Goal of the exercise:
Gather up all lines that carry the word "count".

######

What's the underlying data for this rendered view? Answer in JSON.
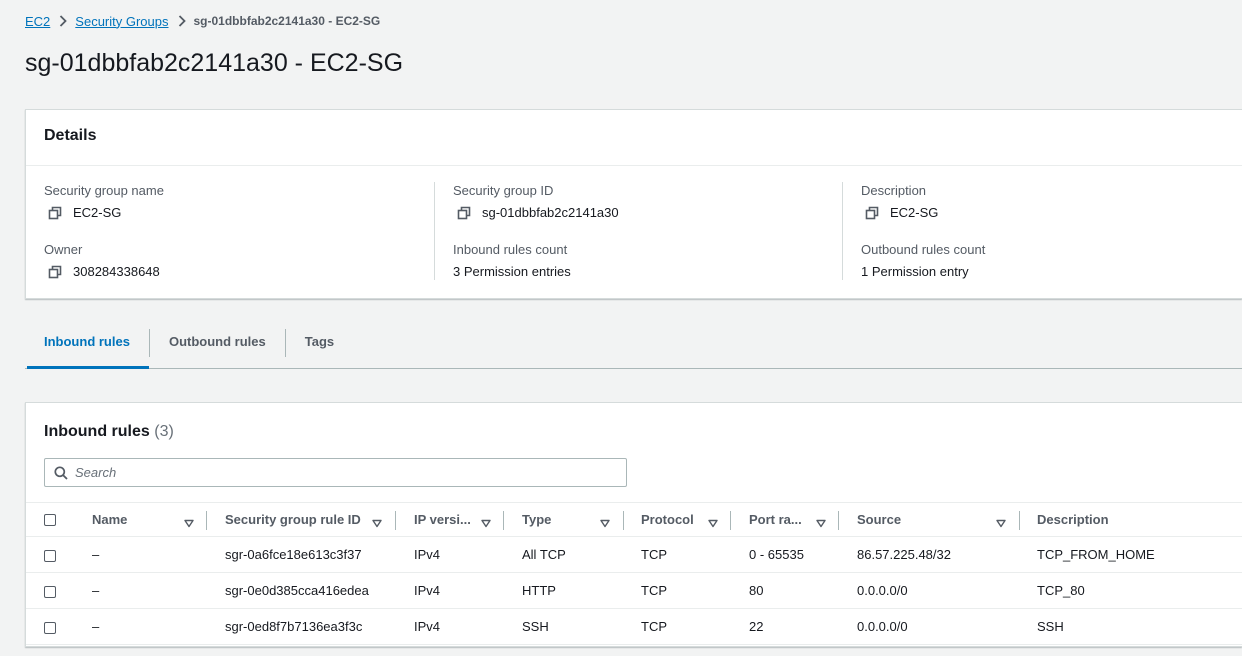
{
  "breadcrumb": {
    "items": [
      "EC2",
      "Security Groups"
    ],
    "current": "sg-01dbbfab2c2141a30 - EC2-SG"
  },
  "page_title": "sg-01dbbfab2c2141a30 - EC2-SG",
  "details": {
    "heading": "Details",
    "fields": [
      {
        "label": "Security group name",
        "value": "EC2-SG",
        "copyable": true
      },
      {
        "label": "Security group ID",
        "value": "sg-01dbbfab2c2141a30",
        "copyable": true
      },
      {
        "label": "Description",
        "value": "EC2-SG",
        "copyable": true
      },
      {
        "label": "Owner",
        "value": "308284338648",
        "copyable": true
      },
      {
        "label": "Inbound rules count",
        "value": "3 Permission entries",
        "copyable": false
      },
      {
        "label": "Outbound rules count",
        "value": "1 Permission entry",
        "copyable": false
      }
    ]
  },
  "tabs": [
    {
      "label": "Inbound rules",
      "active": true
    },
    {
      "label": "Outbound rules",
      "active": false
    },
    {
      "label": "Tags",
      "active": false
    }
  ],
  "inbound": {
    "title": "Inbound rules",
    "count": "(3)",
    "search_placeholder": "Search",
    "columns": [
      "Name",
      "Security group rule ID",
      "IP versi...",
      "Type",
      "Protocol",
      "Port ra...",
      "Source",
      "Description"
    ],
    "rows": [
      {
        "name": "–",
        "rule_id": "sgr-0a6fce18e613c3f37",
        "ip_version": "IPv4",
        "type": "All TCP",
        "protocol": "TCP",
        "port_range": "0 - 65535",
        "source": "86.57.225.48/32",
        "description": "TCP_FROM_HOME"
      },
      {
        "name": "–",
        "rule_id": "sgr-0e0d385cca416edea",
        "ip_version": "IPv4",
        "type": "HTTP",
        "protocol": "TCP",
        "port_range": "80",
        "source": "0.0.0.0/0",
        "description": "TCP_80"
      },
      {
        "name": "–",
        "rule_id": "sgr-0ed8f7b7136ea3f3c",
        "ip_version": "IPv4",
        "type": "SSH",
        "protocol": "TCP",
        "port_range": "22",
        "source": "0.0.0.0/0",
        "description": "SSH"
      }
    ]
  },
  "colors": {
    "link": "#0073bb",
    "text": "#16191f",
    "muted": "#545b64",
    "background": "#f2f3f3",
    "border": "#d5dbdb"
  }
}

######

Response below:
        "label": "Inbound rules count",
        "label": "Outbound rules count",
    "count": "(3)",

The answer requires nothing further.